--- Given information ---
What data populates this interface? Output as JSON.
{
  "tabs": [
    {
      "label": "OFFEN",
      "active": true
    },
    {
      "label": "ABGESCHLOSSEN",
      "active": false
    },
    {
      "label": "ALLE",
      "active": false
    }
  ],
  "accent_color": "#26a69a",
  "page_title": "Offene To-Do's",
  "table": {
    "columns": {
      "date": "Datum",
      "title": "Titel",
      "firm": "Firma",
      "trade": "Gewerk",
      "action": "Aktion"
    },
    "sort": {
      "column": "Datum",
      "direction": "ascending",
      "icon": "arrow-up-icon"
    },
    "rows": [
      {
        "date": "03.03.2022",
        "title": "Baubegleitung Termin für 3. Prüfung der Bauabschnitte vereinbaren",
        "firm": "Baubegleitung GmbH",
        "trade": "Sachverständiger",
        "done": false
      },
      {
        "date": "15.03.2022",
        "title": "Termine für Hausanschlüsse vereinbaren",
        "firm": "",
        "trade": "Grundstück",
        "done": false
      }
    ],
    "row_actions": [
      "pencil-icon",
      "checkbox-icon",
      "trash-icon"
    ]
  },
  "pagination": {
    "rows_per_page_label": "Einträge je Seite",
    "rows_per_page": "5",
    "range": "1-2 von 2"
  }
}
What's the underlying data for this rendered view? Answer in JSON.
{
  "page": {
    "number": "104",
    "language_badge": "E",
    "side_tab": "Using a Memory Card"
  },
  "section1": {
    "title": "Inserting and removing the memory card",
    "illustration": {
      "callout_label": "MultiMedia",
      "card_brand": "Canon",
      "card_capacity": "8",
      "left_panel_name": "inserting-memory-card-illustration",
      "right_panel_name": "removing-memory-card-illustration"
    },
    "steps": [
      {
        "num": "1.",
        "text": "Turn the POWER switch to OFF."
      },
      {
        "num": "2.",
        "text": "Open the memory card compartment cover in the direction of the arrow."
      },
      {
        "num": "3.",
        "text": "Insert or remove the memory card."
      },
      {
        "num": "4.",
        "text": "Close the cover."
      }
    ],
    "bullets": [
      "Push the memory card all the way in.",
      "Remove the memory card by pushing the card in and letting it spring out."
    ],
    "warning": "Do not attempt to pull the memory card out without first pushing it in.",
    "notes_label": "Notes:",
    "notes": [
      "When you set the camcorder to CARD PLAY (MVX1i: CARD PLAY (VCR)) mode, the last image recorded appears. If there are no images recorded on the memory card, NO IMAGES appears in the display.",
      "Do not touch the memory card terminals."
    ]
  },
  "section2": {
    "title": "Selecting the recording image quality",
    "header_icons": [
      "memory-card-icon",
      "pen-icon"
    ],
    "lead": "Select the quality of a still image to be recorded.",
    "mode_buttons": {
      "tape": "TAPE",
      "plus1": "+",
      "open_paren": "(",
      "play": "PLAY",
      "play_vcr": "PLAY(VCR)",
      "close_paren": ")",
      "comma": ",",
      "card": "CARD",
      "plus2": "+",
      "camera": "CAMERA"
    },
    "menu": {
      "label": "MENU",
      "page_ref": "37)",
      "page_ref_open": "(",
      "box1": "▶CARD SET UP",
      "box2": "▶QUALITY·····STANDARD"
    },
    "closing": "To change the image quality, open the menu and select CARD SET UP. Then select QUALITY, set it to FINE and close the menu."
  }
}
---
What you should do - Make an exact copy of the listing, including every line.

Output for this exercise -
What data populates this interface? Output as JSON.
{
  "tabs": [
    {
      "label": "OFFEN",
      "active": true
    },
    {
      "label": "ABGESCHLOSSEN",
      "active": false
    },
    {
      "label": "ALLE",
      "active": false
    }
  ],
  "accent_color": "#26a69a",
  "page_title": "Offene To-Do's",
  "table": {
    "columns": {
      "date": "Datum",
      "title": "Titel",
      "firm": "Firma",
      "trade": "Gewerk",
      "action": "Aktion"
    },
    "sort": {
      "column": "Datum",
      "direction": "ascending",
      "icon": "arrow-up-icon"
    },
    "rows": [
      {
        "date": "03.03.2022",
        "title": "Baubegleitung Termin für 3. Prüfung der Bauabschnitte vereinbaren",
        "firm": "Baubegleitung GmbH",
        "trade": "Sachverständiger",
        "done": false
      },
      {
        "date": "15.03.2022",
        "title": "Termine für Hausanschlüsse vereinbaren",
        "firm": "",
        "trade": "Grundstück",
        "done": false
      }
    ],
    "row_actions": [
      "pencil-icon",
      "checkbox-icon",
      "trash-icon"
    ]
  },
  "pagination": {
    "rows_per_page_label": "Einträge je Seite",
    "rows_per_page": "5",
    "range": "1-2 von 2"
  }
}
What's the underlying data for this rendered view? Answer in JSON.
{
  "page": {
    "number": "104",
    "language_badge": "E",
    "side_tab": "Using a Memory Card"
  },
  "section1": {
    "title": "Inserting and removing the memory card",
    "illustration": {
      "callout_label": "MultiMedia",
      "card_brand": "Canon",
      "card_capacity": "8",
      "left_panel_name": "inserting-memory-card-illustration",
      "right_panel_name": "removing-memory-card-illustration"
    },
    "steps": [
      {
        "num": "1.",
        "text": "Turn the POWER switch to OFF."
      },
      {
        "num": "2.",
        "text": "Open the memory card compartment cover in the direction of the arrow."
      },
      {
        "num": "3.",
        "text": "Insert or remove the memory card."
      },
      {
        "num": "4.",
        "text": "Close the cover."
      }
    ],
    "bullets": [
      "Push the memory card all the way in.",
      "Remove the memory card by pushing the card in and letting it spring out."
    ],
    "warning": "Do not attempt to pull the memory card out without first pushing it in.",
    "notes_label": "Notes:",
    "notes": [
      "When you set the camcorder to CARD PLAY (MVX1i: CARD PLAY (VCR)) mode, the last image recorded appears. If there are no images recorded on the memory card, NO IMAGES appears in the display.",
      "Do not touch the memory card terminals."
    ]
  },
  "section2": {
    "title": "Selecting the recording image quality",
    "header_icons": [
      "memory-card-icon",
      "pen-icon"
    ],
    "lead": "Select the quality of a still image to be recorded.",
    "mode_buttons": {
      "tape": "TAPE",
      "plus1": "+",
      "open_paren": "(",
      "play": "PLAY",
      "play_vcr": "PLAY(VCR)",
      "close_paren": ")",
      "comma": ",",
      "card": "CARD",
      "plus2": "+",
      "camera": "CAMERA"
    },
    "menu": {
      "label": "MENU",
      "page_ref": "37)",
      "page_ref_open": "(",
      "box1": "▶CARD SET UP",
      "box2": "▶QUALITY·····STANDARD"
    },
    "closing": "To change the image quality, open the menu and select CARD SET UP. Then select QUALITY, set it to FINE and close the menu."
  }
}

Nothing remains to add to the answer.